• Items:
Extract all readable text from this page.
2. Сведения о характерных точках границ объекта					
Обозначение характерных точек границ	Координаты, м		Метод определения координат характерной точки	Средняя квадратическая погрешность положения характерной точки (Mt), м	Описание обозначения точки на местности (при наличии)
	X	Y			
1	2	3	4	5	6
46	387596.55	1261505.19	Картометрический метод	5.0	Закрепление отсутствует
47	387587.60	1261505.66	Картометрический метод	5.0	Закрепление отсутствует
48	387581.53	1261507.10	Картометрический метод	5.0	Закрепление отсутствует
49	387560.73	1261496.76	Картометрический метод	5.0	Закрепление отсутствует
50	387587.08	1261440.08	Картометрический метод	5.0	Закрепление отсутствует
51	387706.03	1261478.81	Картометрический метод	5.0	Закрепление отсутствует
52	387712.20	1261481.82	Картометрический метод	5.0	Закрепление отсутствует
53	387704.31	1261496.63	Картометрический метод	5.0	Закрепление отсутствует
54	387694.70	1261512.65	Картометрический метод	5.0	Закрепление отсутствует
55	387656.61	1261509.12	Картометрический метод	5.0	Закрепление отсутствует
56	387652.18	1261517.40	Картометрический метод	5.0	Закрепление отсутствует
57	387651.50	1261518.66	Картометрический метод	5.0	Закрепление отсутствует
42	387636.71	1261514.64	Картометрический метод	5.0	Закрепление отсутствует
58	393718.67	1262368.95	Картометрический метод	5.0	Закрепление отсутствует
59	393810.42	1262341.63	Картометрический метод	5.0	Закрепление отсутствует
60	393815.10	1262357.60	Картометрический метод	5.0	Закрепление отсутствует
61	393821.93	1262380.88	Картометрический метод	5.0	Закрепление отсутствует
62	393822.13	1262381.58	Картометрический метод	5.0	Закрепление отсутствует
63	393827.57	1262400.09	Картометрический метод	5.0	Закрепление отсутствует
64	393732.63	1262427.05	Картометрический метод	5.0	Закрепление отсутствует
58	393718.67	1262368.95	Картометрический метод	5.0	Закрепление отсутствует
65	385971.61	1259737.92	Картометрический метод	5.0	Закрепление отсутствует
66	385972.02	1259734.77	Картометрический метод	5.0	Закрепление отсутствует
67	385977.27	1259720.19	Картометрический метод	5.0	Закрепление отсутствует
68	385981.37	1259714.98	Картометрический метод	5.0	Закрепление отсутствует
---
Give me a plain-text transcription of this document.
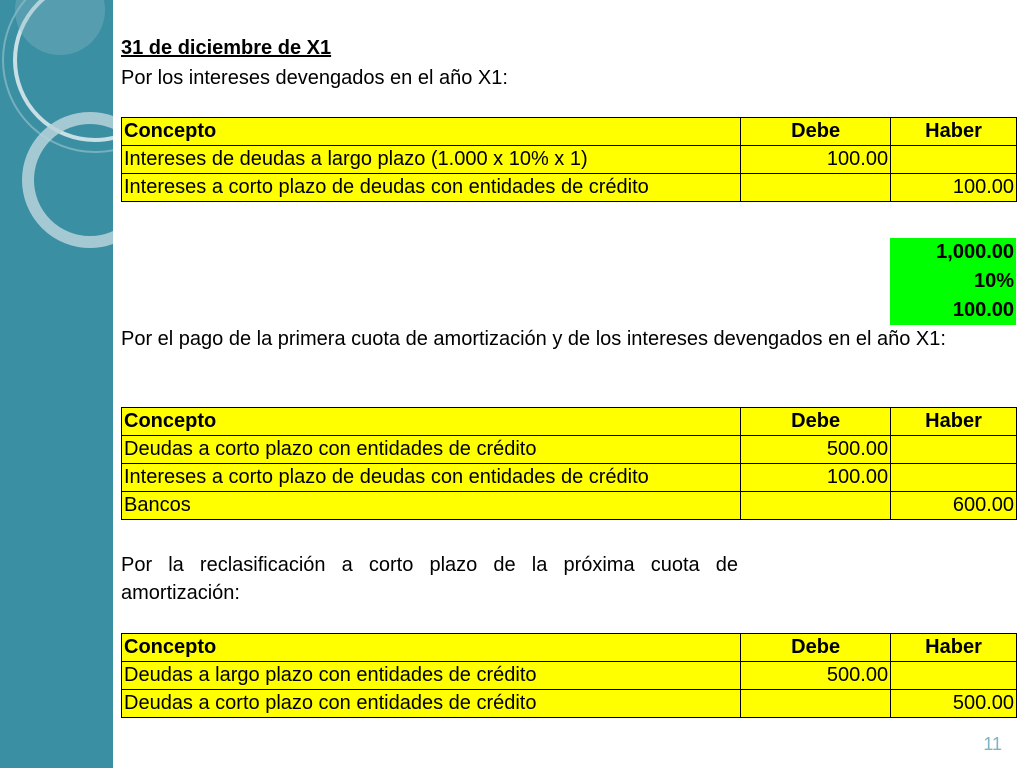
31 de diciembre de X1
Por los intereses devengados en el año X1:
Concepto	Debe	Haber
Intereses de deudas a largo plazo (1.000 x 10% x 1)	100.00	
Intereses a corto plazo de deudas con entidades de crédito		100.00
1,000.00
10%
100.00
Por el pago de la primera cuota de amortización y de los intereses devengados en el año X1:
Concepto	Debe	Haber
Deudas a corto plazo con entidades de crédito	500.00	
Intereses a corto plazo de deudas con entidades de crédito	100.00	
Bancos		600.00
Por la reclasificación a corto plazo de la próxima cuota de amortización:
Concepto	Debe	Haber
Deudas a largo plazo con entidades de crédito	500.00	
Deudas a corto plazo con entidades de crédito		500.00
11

• Challenge:
Look through the data above. Copy every line with the string "corto" in it.

• Exercise answer:
Intereses a corto plazo de deudas con entidades de crédito		100.00
Deudas a corto plazo con entidades de crédito	500.00	
Intereses a corto plazo de deudas con entidades de crédito	100.00	
Por la reclasificación a corto plazo de la próxima cuota de amortización:
Deudas a corto plazo con entidades de crédito		500.00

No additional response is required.